▶ _Given instruction_:
Swap every "Więcej" for "More" in the rows below and give all of the rows back with nothing else changed. Leave the pictures out of your answer.

Source records

<<<<

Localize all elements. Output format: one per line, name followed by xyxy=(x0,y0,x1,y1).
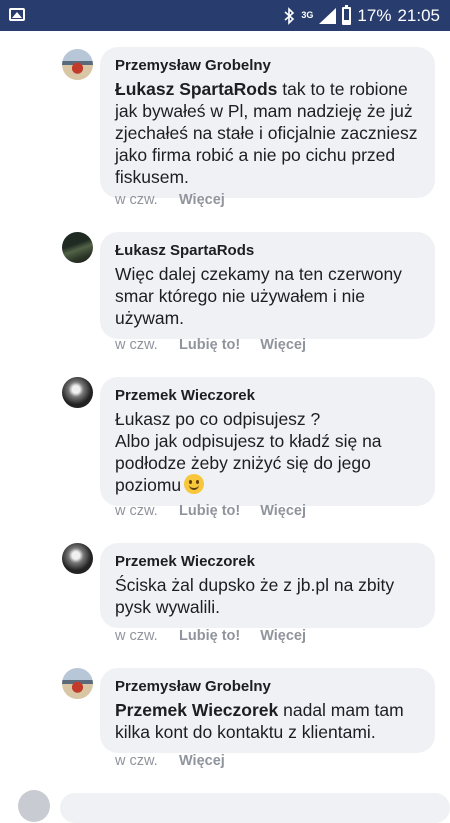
more-button[interactable]: Więcej xyxy=(179,192,225,208)
comment-time: w czw. xyxy=(115,628,158,644)
comment-time: w czw. xyxy=(115,503,158,519)
status-bar-right: 3G 17% 21:05 xyxy=(283,0,440,31)
comment-body: Łukasz po co odpisujesz ? Albo jak odpis… xyxy=(115,409,382,495)
avatar[interactable] xyxy=(62,232,93,263)
comment-actions: w czw. Lubię to! Więcej xyxy=(115,336,326,354)
comment-author[interactable]: Przemek Wieczorek xyxy=(115,552,421,571)
comment-actions: w czw. Więcej xyxy=(115,191,245,209)
comment-bubble[interactable] xyxy=(60,793,450,823)
avatar[interactable] xyxy=(62,668,93,699)
more-button[interactable]: Więcej xyxy=(260,503,306,519)
battery-icon xyxy=(342,4,352,25)
mention-link[interactable]: Łukasz SpartaRods xyxy=(115,79,277,99)
battery-percent: 17% xyxy=(357,5,392,25)
bluetooth-icon xyxy=(284,6,295,25)
avatar[interactable] xyxy=(62,543,93,574)
like-button[interactable]: Lubię to! xyxy=(179,628,240,644)
comment-time: w czw. xyxy=(115,337,158,353)
comment-author[interactable]: Przemysław Grobelny xyxy=(115,56,421,75)
more-button[interactable]: Więcej xyxy=(260,628,306,644)
like-button[interactable]: Lubię to! xyxy=(179,503,240,519)
clock: 21:05 xyxy=(397,5,440,25)
comment-bubble[interactable]: Przemek Wieczorek Ściska żal dupsko że z… xyxy=(100,543,435,628)
comment-text: Łukasz po co odpisujesz ? Albo jak odpis… xyxy=(115,408,421,496)
avatar[interactable] xyxy=(18,790,50,822)
comment-text: Przemek Wieczorek nadal mam tam kilka ko… xyxy=(115,699,421,743)
comment-text: Łukasz SpartaRods tak to te robione jak … xyxy=(115,78,421,188)
comment-actions: w czw. Lubię to! Więcej xyxy=(115,502,326,520)
avatar[interactable] xyxy=(62,49,93,80)
comment-author[interactable]: Łukasz SpartaRods xyxy=(115,241,421,260)
smiley-emoji-icon xyxy=(184,474,205,494)
comment-author[interactable]: Przemek Wieczorek xyxy=(115,386,421,405)
status-bar: 3G 17% 21:05 xyxy=(0,0,450,31)
signal-icon xyxy=(319,7,337,24)
comment-body: Więc dalej czekamy na ten czerwony smar … xyxy=(115,264,402,328)
more-button[interactable]: Więcej xyxy=(179,753,225,769)
avatar[interactable] xyxy=(62,377,93,408)
network-type: 3G xyxy=(301,10,314,20)
comment-actions: w czw. Więcej xyxy=(115,752,245,770)
comment-bubble[interactable]: Przemek Wieczorek Łukasz po co odpisujes… xyxy=(100,377,435,506)
comment-author[interactable]: Przemysław Grobelny xyxy=(115,677,421,696)
gallery-icon xyxy=(9,8,25,21)
comment-time: w czw. xyxy=(115,753,158,769)
comment-body: Ściska żal dupsko że z jb.pl na zbity py… xyxy=(115,575,395,617)
more-button[interactable]: Więcej xyxy=(260,337,306,353)
comment-time: w czw. xyxy=(115,192,158,208)
like-button[interactable]: Lubię to! xyxy=(179,337,240,353)
mention-link[interactable]: Przemek Wieczorek xyxy=(115,700,278,720)
comment-actions: w czw. Lubię to! Więcej xyxy=(115,627,326,645)
comment-bubble[interactable]: Łukasz SpartaRods Więc dalej czekamy na … xyxy=(100,232,435,339)
comment-bubble[interactable]: Przemysław Grobelny Łukasz SpartaRods ta… xyxy=(100,47,435,198)
comment-bubble[interactable]: Przemysław Grobelny Przemek Wieczorek na… xyxy=(100,668,435,753)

>>>>

▶ _Task answer_:
Localize all elements. Output format: one per line, name followed by xyxy=(x0,y0,x1,y1).
more-button[interactable]: More xyxy=(179,192,225,208)
comment-time: w czw. xyxy=(115,628,158,644)
comment-time: w czw. xyxy=(115,503,158,519)
status-bar-right: 3G 17% 21:05 xyxy=(283,0,440,31)
comment-body: Łukasz po co odpisujesz ? Albo jak odpis… xyxy=(115,409,382,495)
avatar[interactable] xyxy=(62,232,93,263)
comment-actions: w czw. Lubię to! More xyxy=(115,336,326,354)
comment-author[interactable]: Przemek Wieczorek xyxy=(115,552,421,571)
comment-actions: w czw. More xyxy=(115,191,245,209)
comment-bubble[interactable] xyxy=(60,793,450,823)
avatar[interactable] xyxy=(62,668,93,699)
more-button[interactable]: More xyxy=(260,503,306,519)
battery-icon xyxy=(342,4,352,25)
mention-link[interactable]: Łukasz SpartaRods xyxy=(115,79,277,99)
battery-percent: 17% xyxy=(357,5,392,25)
bluetooth-icon xyxy=(284,6,295,25)
avatar[interactable] xyxy=(62,543,93,574)
like-button[interactable]: Lubię to! xyxy=(179,628,240,644)
comment-time: w czw. xyxy=(115,337,158,353)
comment-author[interactable]: Przemysław Grobelny xyxy=(115,56,421,75)
more-button[interactable]: More xyxy=(260,628,306,644)
like-button[interactable]: Lubię to! xyxy=(179,503,240,519)
clock: 21:05 xyxy=(397,5,440,25)
comment-bubble[interactable]: Przemek Wieczorek Ściska żal dupsko że z… xyxy=(100,543,435,628)
comment-text: Łukasz po co odpisujesz ? Albo jak odpis… xyxy=(115,408,421,496)
avatar[interactable] xyxy=(18,790,50,822)
comment-text: Przemek Wieczorek nadal mam tam kilka ko… xyxy=(115,699,421,743)
comment-text: Łukasz SpartaRods tak to te robione jak … xyxy=(115,78,421,188)
comment-actions: w czw. Lubię to! More xyxy=(115,502,326,520)
avatar[interactable] xyxy=(62,49,93,80)
comment-author[interactable]: Łukasz SpartaRods xyxy=(115,241,421,260)
smiley-emoji-icon xyxy=(184,474,205,494)
comment-author[interactable]: Przemek Wieczorek xyxy=(115,386,421,405)
status-bar: 3G 17% 21:05 xyxy=(0,0,450,31)
signal-icon xyxy=(319,7,337,24)
comment-body: Więc dalej czekamy na ten czerwony smar … xyxy=(115,264,402,328)
more-button[interactable]: More xyxy=(179,753,225,769)
avatar[interactable] xyxy=(62,377,93,408)
network-type: 3G xyxy=(301,10,314,20)
comment-actions: w czw. More xyxy=(115,752,245,770)
comment-bubble[interactable]: Przemek Wieczorek Łukasz po co odpisujes… xyxy=(100,377,435,506)
comment-author[interactable]: Przemysław Grobelny xyxy=(115,677,421,696)
gallery-icon xyxy=(9,8,25,21)
comment-time: w czw. xyxy=(115,753,158,769)
comment-body: Ściska żal dupsko że z jb.pl na zbity py… xyxy=(115,575,395,617)
more-button[interactable]: More xyxy=(260,337,306,353)
comment-time: w czw. xyxy=(115,192,158,208)
like-button[interactable]: Lubię to! xyxy=(179,337,240,353)
mention-link[interactable]: Przemek Wieczorek xyxy=(115,700,278,720)
comment-actions: w czw. Lubię to! More xyxy=(115,627,326,645)
comment-bubble[interactable]: Łukasz SpartaRods Więc dalej czekamy na … xyxy=(100,232,435,339)
comment-bubble[interactable]: Przemysław Grobelny Łukasz SpartaRods ta… xyxy=(100,47,435,198)
comment-bubble[interactable]: Przemysław Grobelny Przemek Wieczorek na… xyxy=(100,668,435,753)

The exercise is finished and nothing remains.